TASK PROMPT: Here are some entries; quote each one exactly.

* begin TASK MATERIAL *

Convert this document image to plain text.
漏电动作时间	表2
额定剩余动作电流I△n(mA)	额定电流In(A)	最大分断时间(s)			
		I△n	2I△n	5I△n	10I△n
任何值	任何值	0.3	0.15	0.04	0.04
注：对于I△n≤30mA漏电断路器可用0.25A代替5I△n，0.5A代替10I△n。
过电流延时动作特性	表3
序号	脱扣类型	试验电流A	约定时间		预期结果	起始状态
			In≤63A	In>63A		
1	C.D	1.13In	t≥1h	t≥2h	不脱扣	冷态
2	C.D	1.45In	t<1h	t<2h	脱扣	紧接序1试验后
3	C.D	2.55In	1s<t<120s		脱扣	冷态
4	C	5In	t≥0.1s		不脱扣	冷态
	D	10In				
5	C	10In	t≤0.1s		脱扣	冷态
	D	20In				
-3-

* end TASK MATERIAL *

FINAL RESULT:
Convert this document image to plain text.
漏电动作时间	表2
额定剩余动作电流I△n(mA)	额定电流In(A)	最大分断时间(s)			
		I△n	2I△n	5I△n	10I△n
任何值	任何值	0.3	0.15	0.04	0.04
注：对于I△n≤30mA漏电断路器可用0.25A代替5I△n，0.5A代替10I△n。
过电流延时动作特性	表3
序号	脱扣类型	试验电流A	约定时间		预期结果	起始状态
			In≤63A	In>63A		
1	C.D	1.13In	t≥1h	t≥2h	不脱扣	冷态
2	C.D	1.45In	t<1h	t<2h	脱扣	紧接序1试验后
3	C.D	2.55In	1s<t<120s		脱扣	冷态
4	C	5In	t≥0.1s		不脱扣	冷态
	D	10In				
5	C	10In	t≤0.1s		脱扣	冷态
	D	20In				
-3-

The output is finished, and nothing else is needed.